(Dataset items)
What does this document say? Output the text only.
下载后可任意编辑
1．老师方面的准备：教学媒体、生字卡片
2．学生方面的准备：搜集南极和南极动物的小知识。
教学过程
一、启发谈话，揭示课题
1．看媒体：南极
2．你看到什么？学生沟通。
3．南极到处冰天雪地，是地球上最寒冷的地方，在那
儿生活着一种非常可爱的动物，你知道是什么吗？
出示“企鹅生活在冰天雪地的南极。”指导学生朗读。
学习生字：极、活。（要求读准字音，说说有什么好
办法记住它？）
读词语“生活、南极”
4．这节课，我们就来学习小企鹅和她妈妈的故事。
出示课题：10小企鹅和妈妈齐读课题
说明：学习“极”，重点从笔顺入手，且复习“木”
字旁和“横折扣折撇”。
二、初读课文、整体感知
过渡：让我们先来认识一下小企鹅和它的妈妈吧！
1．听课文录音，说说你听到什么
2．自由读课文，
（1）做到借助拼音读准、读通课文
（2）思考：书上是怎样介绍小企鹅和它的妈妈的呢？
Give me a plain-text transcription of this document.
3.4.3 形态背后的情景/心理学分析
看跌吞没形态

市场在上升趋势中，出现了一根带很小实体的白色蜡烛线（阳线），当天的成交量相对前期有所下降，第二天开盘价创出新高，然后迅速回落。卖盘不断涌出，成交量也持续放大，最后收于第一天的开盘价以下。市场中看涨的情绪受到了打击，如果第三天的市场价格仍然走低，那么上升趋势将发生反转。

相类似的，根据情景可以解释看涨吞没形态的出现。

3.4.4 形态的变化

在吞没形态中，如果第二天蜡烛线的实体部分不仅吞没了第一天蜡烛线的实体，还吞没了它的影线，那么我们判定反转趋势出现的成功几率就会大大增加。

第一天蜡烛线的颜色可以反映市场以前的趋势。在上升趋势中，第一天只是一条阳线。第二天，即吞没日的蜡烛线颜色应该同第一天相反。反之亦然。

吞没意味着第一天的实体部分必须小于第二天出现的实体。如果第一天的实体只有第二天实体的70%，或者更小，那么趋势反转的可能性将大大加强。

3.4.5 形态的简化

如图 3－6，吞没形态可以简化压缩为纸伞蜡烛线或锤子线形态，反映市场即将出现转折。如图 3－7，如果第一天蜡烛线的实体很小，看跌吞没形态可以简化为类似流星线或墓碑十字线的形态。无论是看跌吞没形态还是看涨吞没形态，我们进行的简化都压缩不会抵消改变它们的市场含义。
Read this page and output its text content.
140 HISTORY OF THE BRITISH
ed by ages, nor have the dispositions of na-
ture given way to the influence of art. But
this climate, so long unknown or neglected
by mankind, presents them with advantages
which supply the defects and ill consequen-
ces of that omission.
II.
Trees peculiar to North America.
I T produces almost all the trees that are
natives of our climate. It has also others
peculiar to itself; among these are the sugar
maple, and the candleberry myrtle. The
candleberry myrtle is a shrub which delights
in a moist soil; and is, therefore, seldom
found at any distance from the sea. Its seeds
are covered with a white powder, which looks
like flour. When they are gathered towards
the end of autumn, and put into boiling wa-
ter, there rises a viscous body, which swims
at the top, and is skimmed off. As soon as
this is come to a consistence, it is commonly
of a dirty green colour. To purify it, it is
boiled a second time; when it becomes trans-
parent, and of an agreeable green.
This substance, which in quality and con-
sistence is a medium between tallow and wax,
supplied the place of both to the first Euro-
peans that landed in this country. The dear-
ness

## PROBLEM
Every record should be given again exactly.

## OUTPUT BELOW
What does this document say? Output the text only.
下载后可任意编辑
1．老师方面的准备：教学媒体、生字卡片
2．学生方面的准备：搜集南极和南极动物的小知识。
教学过程
一、启发谈话，揭示课题
1．看媒体：南极
2．你看到什么？学生沟通。
3．南极到处冰天雪地，是地球上最寒冷的地方，在那
儿生活着一种非常可爱的动物，你知道是什么吗？
出示“企鹅生活在冰天雪地的南极。”指导学生朗读。
学习生字：极、活。（要求读准字音，说说有什么好
办法记住它？）
读词语“生活、南极”
4．这节课，我们就来学习小企鹅和她妈妈的故事。
出示课题：10小企鹅和妈妈齐读课题
说明：学习“极”，重点从笔顺入手，且复习“木”
字旁和“横折扣折撇”。
二、初读课文、整体感知
过渡：让我们先来认识一下小企鹅和它的妈妈吧！
1．听课文录音，说说你听到什么
2．自由读课文，
（1）做到借助拼音读准、读通课文
（2）思考：书上是怎样介绍小企鹅和它的妈妈的呢？
Give me a plain-text transcription of this document.
3.4.3 形态背后的情景/心理学分析
看跌吞没形态

市场在上升趋势中，出现了一根带很小实体的白色蜡烛线（阳线），当天的成交量相对前期有所下降，第二天开盘价创出新高，然后迅速回落。卖盘不断涌出，成交量也持续放大，最后收于第一天的开盘价以下。市场中看涨的情绪受到了打击，如果第三天的市场价格仍然走低，那么上升趋势将发生反转。

相类似的，根据情景可以解释看涨吞没形态的出现。

3.4.4 形态的变化

在吞没形态中，如果第二天蜡烛线的实体部分不仅吞没了第一天蜡烛线的实体，还吞没了它的影线，那么我们判定反转趋势出现的成功几率就会大大增加。

第一天蜡烛线的颜色可以反映市场以前的趋势。在上升趋势中，第一天只是一条阳线。第二天，即吞没日的蜡烛线颜色应该同第一天相反。反之亦然。

吞没意味着第一天的实体部分必须小于第二天出现的实体。如果第一天的实体只有第二天实体的70%，或者更小，那么趋势反转的可能性将大大加强。

3.4.5 形态的简化

如图 3－6，吞没形态可以简化压缩为纸伞蜡烛线或锤子线形态，反映市场即将出现转折。如图 3－7，如果第一天蜡烛线的实体很小，看跌吞没形态可以简化为类似流星线或墓碑十字线的形态。无论是看跌吞没形态还是看涨吞没形态，我们进行的简化都压缩不会抵消改变它们的市场含义。
Read this page and output its text content.
140 HISTORY OF THE BRITISH
ed by ages, nor have the dispositions of na-
ture given way to the influence of art. But
this climate, so long unknown or neglected
by mankind, presents them with advantages
which supply the defects and ill consequen-
ces of that omission.
II.
Trees peculiar to North America.
I T produces almost all the trees that are
natives of our climate. It has also others
peculiar to itself; among these are the sugar
maple, and the candleberry myrtle. The
candleberry myrtle is a shrub which delights
in a moist soil; and is, therefore, seldom
found at any distance from the sea. Its seeds
are covered with a white powder, which looks
like flour. When they are gathered towards
the end of autumn, and put into boiling wa-
ter, there rises a viscous body, which swims
at the top, and is skimmed off. As soon as
this is come to a consistence, it is commonly
of a dirty green colour. To purify it, it is
boiled a second time; when it becomes trans-
parent, and of an agreeable green.
This substance, which in quality and con-
sistence is a medium between tallow and wax,
supplied the place of both to the first Euro-
peans that landed in this country. The dear-
ness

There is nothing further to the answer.